● **Task to carry out**: From the entries below, copy out every line with "JSON" in it.
>> BEGIN
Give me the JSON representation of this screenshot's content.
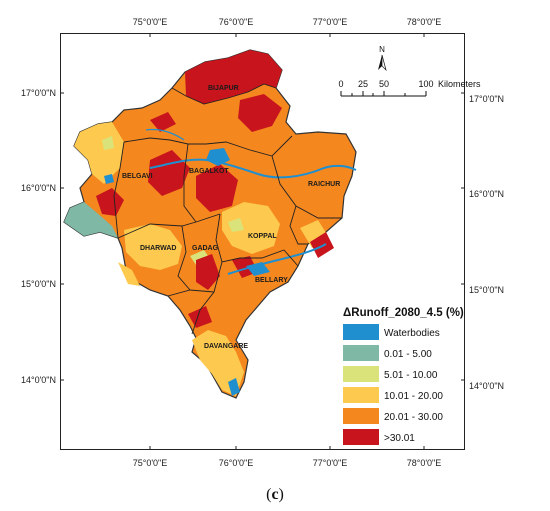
{
  "map": {
    "ticks_top": [
      "75°0'0\"E",
      "76°0'0\"E",
      "77°0'0\"E",
      "78°0'0\"E"
    ],
    "ticks_bottom": [
      "75°0'0\"E",
      "76°0'0\"E",
      "77°0'0\"E",
      "78°0'0\"E"
    ],
    "ticks_left": [
      "17°0'0\"N",
      "16°0'0\"N",
      "15°0'0\"N",
      "14°0'0\"N"
    ],
    "ticks_right": [
      "17°0'0\"N",
      "16°0'0\"N",
      "15°0'0\"N",
      "14°0'0\"N"
    ],
    "districts": {
      "bijapur": "BIJAPUR",
      "belgavi": "BELGAVI",
      "bagalkot": "BAGALKOT",
      "raichur": "RAICHUR",
      "koppal": "KOPPAL",
      "dharwad": "DHARWAD",
      "gadag": "GADAG",
      "bellary": "BELLARY",
      "davangare": "DAVANGARE"
    },
    "north_label": "N",
    "scale": {
      "labels": [
        "0",
        "25",
        "50",
        "100"
      ],
      "unit": "Kilometers"
    }
  },
  "legend": {
    "title": "ΔRunoff_2080_4.5 (%)",
    "items": [
      {
        "label": "Waterbodies",
        "color": "#1f8fcf"
      },
      {
        "label": "0.01 - 5.00",
        "color": "#7fb8a4"
      },
      {
        "label": "5.01 - 10.00",
        "color": "#d9e37a"
      },
      {
        "label": "10.01 - 20.00",
        "color": "#fdca4f"
      },
      {
        "label": "20.01 - 30.00",
        "color": "#f5871f"
      },
      {
        "label": ">30.01",
        "color": "#c8141c"
      }
    ]
  },
  "caption": {
    "open": "(",
    "letter": "c",
    "close": ")"
  }
}
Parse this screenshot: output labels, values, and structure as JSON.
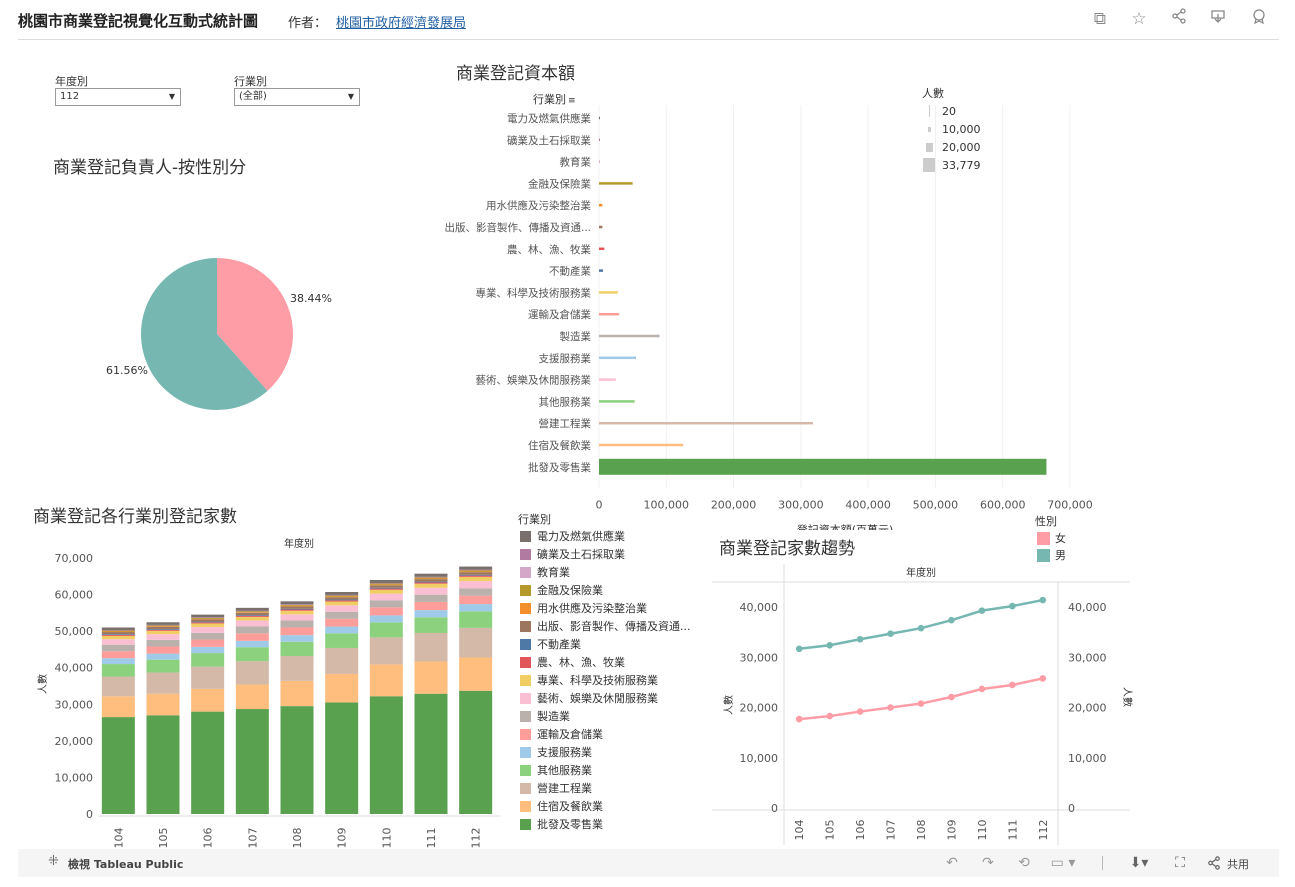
>> END
● **Answer to the problem**:
Give me the JSON representation of this screenshot's content.
Parse this screenshot: output labels, values, and structure as JSON.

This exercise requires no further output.